EXERCISE → Lines holding the string "Instituutioiden" are the ones to copy from this listing.

Dataset entries:
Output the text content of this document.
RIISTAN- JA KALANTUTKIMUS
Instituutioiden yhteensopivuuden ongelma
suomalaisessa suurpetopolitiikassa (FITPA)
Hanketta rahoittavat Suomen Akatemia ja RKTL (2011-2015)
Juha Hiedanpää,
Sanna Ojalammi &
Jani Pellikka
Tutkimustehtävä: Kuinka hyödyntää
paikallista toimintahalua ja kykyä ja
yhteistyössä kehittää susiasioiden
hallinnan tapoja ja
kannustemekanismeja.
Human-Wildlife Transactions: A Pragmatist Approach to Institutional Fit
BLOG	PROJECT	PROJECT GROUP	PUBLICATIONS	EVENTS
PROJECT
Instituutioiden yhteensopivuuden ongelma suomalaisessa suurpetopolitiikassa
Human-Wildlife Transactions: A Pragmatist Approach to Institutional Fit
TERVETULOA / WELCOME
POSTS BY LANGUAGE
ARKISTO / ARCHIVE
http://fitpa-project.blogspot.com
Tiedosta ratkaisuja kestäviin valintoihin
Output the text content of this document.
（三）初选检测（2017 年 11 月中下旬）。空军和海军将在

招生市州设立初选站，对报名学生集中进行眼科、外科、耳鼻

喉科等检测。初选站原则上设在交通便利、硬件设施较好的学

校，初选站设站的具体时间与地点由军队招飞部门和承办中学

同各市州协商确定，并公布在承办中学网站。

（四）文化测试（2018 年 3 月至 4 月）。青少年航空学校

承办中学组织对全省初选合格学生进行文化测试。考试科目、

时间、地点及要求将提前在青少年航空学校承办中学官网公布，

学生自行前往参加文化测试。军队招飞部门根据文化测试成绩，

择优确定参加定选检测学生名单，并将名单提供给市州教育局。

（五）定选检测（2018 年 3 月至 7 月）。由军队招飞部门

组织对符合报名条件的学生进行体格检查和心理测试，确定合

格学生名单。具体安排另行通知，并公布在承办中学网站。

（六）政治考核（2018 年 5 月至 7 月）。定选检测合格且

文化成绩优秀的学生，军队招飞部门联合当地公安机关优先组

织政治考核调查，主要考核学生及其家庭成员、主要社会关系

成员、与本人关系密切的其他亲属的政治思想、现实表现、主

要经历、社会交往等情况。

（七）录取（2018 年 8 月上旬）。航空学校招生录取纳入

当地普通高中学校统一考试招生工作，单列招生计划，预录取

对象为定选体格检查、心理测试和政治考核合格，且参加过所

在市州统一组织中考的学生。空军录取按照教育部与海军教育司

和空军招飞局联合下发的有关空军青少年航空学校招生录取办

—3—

OUTPUT FOR THIS TASK →
Instituutioiden yhteensopivuuden ongelma
Instituutioiden yhteensopivuuden ongelma suomalaisessa suurpetopolitiikassa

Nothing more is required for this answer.